[START OF Records for the exercise]

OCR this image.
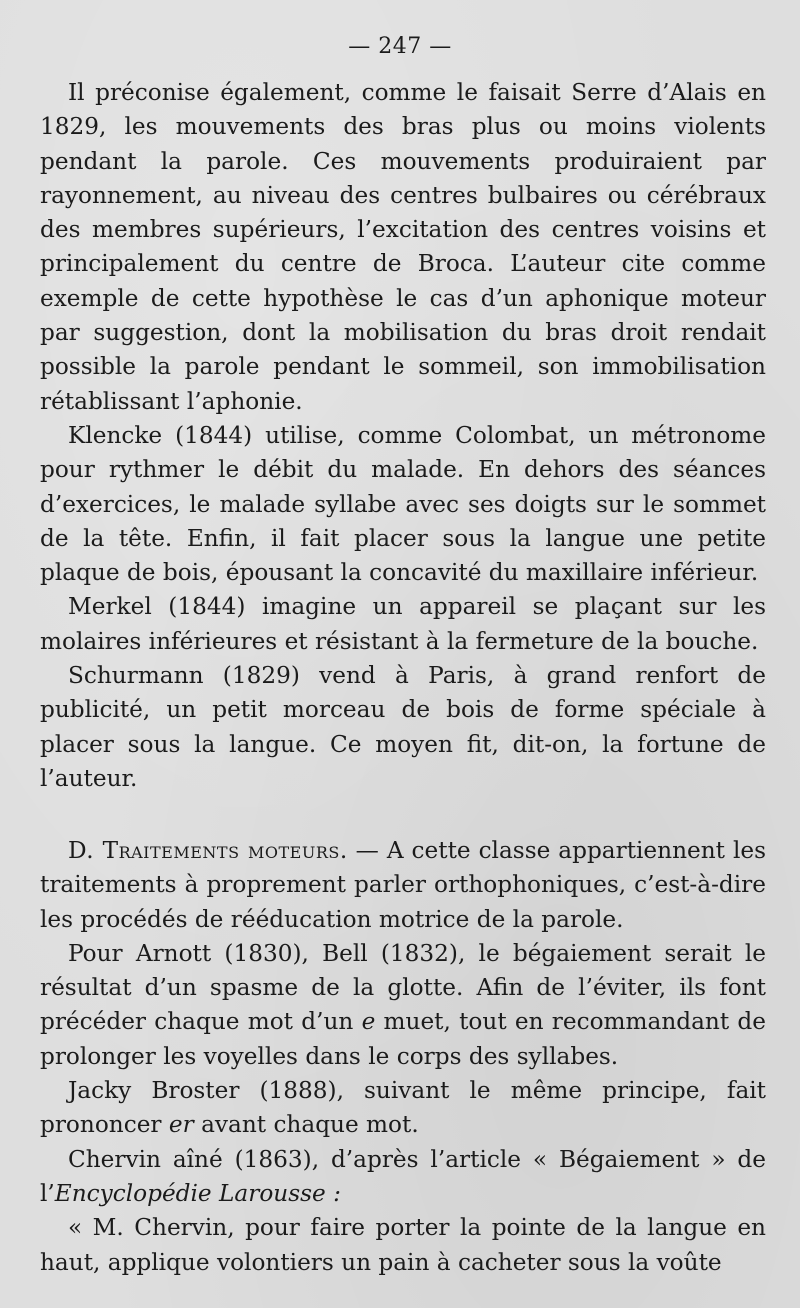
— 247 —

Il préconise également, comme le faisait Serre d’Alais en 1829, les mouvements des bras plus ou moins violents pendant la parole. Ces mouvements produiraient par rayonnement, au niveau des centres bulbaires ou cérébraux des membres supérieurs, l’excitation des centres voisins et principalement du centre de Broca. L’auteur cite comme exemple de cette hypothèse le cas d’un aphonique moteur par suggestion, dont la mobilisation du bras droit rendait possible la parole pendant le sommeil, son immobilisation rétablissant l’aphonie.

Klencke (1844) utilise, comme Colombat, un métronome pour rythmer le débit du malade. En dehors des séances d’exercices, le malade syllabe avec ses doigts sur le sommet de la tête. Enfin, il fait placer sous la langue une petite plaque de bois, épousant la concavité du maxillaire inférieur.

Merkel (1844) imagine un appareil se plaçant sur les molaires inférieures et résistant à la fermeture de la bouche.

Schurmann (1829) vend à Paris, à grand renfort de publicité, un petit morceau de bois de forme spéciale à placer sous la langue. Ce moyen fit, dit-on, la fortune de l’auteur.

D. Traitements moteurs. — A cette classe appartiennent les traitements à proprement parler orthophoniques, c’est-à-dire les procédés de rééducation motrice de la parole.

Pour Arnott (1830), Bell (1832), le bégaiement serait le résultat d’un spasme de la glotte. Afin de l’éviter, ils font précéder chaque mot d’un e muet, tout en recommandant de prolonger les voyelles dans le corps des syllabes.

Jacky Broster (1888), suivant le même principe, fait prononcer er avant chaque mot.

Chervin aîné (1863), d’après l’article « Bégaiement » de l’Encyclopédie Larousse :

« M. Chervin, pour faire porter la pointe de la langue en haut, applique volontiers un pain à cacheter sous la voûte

[END OF Records for the exercise]

_What the task requires_
List each line of the entries that holds the string "cette".

_Written answer_
Il préconise également, comme le faisait Serre d’Alais en 1829, les mouvements des bras plus ou moins violents pendant la parole. Ces mouvements produiraient par rayonnement, au niveau des centres bulbaires ou cérébraux des membres supérieurs, l’excitation des centres voisins et principalement du centre de Broca. L’auteur cite comme exemple de cette hypothèse le cas d’un aphonique moteur par suggestion, dont la mobilisation du bras droit rendait possible la parole pendant le sommeil, son immobilisation rétablissant l’aphonie.
D. Traitements moteurs. — A cette classe appartiennent les traitements à proprement parler orthophoniques, c’est-à-dire les procédés de rééducation motrice de la parole.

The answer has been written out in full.